Problem to work on
Could you find every line in the entries below that holds the word "JSON" and copy it?

Data tied to figure images:
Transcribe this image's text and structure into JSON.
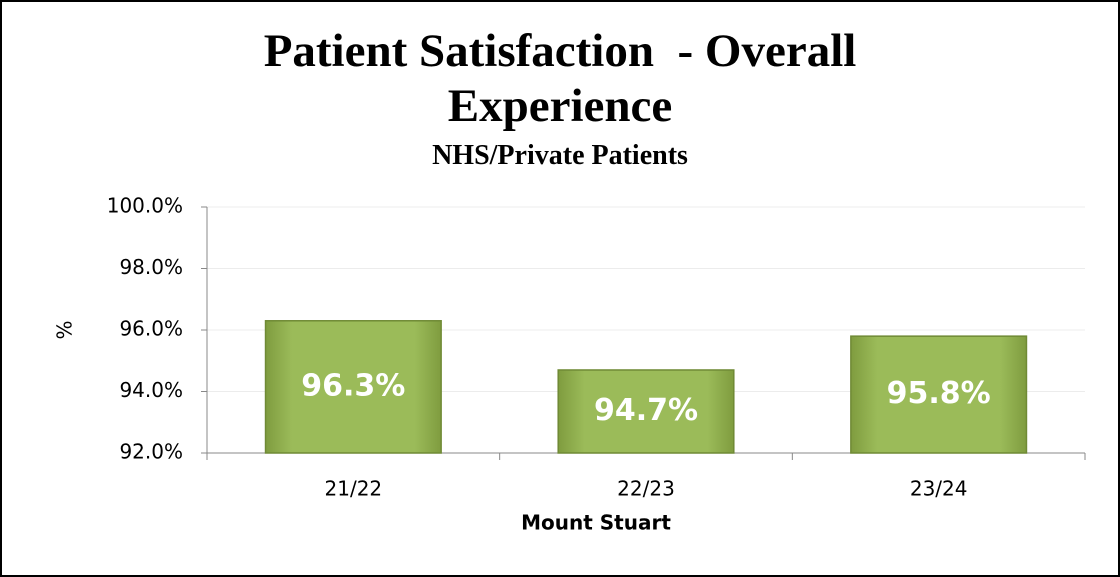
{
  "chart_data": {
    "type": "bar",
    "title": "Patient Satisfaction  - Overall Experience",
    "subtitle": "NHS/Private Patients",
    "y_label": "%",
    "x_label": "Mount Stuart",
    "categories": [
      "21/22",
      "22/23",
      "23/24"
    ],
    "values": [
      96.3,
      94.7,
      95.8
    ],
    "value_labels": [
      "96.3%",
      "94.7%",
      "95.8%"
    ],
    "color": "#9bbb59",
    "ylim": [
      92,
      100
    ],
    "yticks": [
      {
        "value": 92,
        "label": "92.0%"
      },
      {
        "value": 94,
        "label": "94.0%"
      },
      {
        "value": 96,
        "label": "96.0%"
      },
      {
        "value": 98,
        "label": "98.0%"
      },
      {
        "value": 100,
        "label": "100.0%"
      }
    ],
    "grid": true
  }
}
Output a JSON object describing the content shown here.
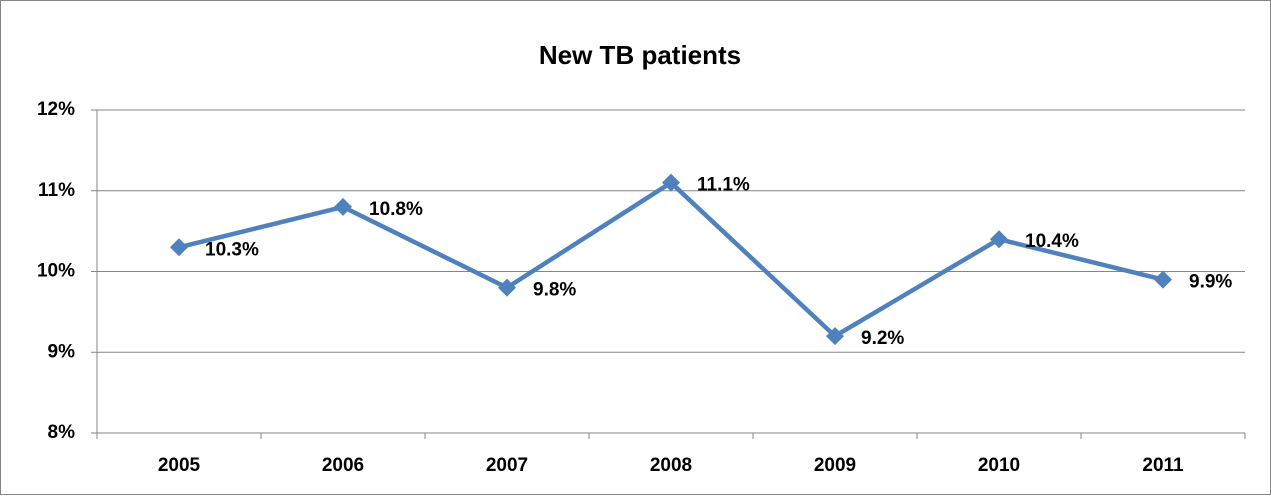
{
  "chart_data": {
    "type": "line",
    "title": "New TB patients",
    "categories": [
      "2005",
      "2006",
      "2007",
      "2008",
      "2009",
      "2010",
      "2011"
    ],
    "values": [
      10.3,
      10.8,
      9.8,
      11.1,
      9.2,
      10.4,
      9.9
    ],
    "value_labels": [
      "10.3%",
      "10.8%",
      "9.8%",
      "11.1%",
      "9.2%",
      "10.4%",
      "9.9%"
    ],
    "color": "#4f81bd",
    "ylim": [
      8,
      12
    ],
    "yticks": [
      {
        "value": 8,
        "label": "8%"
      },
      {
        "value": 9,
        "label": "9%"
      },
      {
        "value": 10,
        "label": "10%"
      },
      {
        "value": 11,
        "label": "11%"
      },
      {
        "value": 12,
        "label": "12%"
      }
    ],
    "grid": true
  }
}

Completed task
Transcribe this image's text and structure into JSON.
Output a JSON object describing the content shown here.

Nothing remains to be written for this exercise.